Dataset entries on figures:

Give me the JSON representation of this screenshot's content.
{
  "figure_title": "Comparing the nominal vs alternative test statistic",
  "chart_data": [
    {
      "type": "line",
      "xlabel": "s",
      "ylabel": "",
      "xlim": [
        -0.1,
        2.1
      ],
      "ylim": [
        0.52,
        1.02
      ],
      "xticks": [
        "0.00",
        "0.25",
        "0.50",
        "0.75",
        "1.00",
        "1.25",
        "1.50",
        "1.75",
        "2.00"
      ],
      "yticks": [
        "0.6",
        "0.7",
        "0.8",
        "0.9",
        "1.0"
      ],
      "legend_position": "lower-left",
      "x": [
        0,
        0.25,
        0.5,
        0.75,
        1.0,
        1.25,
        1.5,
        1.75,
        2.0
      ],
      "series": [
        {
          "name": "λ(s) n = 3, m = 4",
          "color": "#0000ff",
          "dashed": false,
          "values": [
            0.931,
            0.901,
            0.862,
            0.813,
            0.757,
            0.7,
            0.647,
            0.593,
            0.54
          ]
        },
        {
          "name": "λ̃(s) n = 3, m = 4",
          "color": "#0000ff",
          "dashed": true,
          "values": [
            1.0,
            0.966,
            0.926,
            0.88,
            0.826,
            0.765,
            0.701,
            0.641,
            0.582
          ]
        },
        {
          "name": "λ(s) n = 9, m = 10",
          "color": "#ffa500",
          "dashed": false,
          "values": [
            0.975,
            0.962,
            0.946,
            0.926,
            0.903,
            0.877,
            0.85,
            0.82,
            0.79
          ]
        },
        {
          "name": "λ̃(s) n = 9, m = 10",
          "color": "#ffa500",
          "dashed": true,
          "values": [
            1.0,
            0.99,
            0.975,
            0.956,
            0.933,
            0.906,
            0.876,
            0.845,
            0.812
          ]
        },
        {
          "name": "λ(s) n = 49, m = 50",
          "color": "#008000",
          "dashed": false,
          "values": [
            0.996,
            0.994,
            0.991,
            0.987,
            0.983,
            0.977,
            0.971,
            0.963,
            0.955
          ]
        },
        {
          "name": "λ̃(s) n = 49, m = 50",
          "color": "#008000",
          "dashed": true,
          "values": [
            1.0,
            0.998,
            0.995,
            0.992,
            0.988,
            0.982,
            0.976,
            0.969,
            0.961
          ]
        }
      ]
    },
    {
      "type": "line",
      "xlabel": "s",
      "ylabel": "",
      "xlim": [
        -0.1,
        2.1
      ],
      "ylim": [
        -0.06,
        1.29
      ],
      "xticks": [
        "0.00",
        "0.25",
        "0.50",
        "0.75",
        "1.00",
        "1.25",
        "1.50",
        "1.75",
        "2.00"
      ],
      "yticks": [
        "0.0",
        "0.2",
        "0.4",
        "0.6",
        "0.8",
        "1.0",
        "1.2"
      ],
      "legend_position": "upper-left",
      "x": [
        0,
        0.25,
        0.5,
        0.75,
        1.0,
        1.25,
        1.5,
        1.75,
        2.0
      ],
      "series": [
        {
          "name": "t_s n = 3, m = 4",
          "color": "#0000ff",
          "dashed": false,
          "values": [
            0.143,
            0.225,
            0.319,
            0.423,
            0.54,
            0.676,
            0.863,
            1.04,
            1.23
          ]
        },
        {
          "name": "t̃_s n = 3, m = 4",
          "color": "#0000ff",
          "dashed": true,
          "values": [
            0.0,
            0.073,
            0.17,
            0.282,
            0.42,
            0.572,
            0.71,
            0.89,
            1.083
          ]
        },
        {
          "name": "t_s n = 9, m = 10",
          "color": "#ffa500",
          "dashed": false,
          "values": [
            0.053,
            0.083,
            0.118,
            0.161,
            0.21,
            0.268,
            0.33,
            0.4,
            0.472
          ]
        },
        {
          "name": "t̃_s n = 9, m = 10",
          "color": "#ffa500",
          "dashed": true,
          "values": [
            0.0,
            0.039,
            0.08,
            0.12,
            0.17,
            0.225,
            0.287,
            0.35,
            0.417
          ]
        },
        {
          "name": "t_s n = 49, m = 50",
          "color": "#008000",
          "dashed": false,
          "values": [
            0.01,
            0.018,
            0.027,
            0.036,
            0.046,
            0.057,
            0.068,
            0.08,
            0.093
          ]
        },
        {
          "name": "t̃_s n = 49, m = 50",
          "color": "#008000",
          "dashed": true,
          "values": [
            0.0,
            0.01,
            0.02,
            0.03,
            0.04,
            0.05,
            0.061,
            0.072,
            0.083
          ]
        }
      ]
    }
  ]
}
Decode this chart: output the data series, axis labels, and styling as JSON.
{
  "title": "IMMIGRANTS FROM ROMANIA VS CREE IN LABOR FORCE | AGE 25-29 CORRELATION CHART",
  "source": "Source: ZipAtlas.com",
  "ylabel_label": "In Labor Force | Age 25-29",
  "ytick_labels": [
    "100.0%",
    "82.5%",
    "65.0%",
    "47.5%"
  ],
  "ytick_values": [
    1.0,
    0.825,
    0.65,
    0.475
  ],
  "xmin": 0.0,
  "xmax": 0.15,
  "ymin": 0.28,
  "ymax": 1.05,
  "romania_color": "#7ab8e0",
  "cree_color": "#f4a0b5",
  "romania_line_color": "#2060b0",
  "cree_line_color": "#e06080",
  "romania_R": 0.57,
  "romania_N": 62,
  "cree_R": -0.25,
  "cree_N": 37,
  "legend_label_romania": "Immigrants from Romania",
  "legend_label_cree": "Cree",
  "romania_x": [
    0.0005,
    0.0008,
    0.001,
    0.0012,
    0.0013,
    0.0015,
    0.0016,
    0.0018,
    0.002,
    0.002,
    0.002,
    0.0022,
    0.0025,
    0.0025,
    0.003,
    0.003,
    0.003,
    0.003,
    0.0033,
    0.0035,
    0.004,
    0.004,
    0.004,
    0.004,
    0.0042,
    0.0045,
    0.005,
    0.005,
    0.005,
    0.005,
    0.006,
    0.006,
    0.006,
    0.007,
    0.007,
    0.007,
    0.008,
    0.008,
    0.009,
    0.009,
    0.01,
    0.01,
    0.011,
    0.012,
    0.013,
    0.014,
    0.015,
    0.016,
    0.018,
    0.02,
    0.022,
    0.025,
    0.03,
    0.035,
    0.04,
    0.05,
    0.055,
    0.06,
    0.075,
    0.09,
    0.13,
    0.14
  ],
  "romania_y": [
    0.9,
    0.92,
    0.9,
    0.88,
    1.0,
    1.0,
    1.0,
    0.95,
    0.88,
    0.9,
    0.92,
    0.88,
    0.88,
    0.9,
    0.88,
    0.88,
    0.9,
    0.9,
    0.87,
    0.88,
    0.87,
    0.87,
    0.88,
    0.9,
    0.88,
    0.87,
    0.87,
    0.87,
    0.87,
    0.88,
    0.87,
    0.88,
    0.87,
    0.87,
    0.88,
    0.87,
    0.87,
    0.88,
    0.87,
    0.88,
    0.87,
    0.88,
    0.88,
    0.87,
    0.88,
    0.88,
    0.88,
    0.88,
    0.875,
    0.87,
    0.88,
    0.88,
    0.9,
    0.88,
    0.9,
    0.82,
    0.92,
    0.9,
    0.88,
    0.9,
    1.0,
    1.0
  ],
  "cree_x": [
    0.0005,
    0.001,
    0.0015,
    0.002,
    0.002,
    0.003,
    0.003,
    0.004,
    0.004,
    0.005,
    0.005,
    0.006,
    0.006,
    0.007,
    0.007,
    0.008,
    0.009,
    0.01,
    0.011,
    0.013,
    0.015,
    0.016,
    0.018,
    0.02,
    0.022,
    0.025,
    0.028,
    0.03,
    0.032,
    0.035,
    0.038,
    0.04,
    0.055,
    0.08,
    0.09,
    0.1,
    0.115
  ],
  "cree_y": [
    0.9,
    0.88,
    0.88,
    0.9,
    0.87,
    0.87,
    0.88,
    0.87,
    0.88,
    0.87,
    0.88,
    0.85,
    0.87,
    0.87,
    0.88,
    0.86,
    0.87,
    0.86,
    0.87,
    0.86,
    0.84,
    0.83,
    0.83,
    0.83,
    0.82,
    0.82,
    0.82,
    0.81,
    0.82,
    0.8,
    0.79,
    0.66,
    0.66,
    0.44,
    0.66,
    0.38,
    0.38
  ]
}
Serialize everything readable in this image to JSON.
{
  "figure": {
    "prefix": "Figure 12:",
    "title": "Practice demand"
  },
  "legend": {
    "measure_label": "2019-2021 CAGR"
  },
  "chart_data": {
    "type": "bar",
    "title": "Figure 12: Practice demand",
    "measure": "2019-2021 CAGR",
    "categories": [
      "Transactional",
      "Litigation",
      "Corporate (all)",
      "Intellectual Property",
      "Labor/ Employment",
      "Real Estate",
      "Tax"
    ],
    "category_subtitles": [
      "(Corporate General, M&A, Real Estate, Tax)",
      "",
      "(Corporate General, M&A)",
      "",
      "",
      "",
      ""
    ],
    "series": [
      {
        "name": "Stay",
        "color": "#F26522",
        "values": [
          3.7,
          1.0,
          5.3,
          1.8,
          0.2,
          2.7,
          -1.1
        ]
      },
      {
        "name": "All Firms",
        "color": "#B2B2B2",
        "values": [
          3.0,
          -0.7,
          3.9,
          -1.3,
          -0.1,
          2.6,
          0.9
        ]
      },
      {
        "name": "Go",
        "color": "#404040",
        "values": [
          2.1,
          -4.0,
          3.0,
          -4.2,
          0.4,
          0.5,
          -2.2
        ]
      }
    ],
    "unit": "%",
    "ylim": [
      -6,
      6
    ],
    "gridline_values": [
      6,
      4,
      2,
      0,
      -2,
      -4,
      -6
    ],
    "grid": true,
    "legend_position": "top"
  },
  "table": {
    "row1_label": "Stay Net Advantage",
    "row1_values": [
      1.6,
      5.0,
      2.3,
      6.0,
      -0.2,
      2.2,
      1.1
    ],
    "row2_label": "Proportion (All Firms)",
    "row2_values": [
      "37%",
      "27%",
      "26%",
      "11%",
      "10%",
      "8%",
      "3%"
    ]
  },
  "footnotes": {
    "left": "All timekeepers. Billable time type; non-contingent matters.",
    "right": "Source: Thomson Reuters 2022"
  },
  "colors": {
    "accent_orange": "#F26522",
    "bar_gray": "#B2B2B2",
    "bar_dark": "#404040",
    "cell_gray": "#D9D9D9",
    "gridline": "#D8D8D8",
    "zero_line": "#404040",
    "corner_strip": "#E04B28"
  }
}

Written instruction: Count how many lines of the listing above include "Corporate" and report that number alone.

Solution to the problem: 3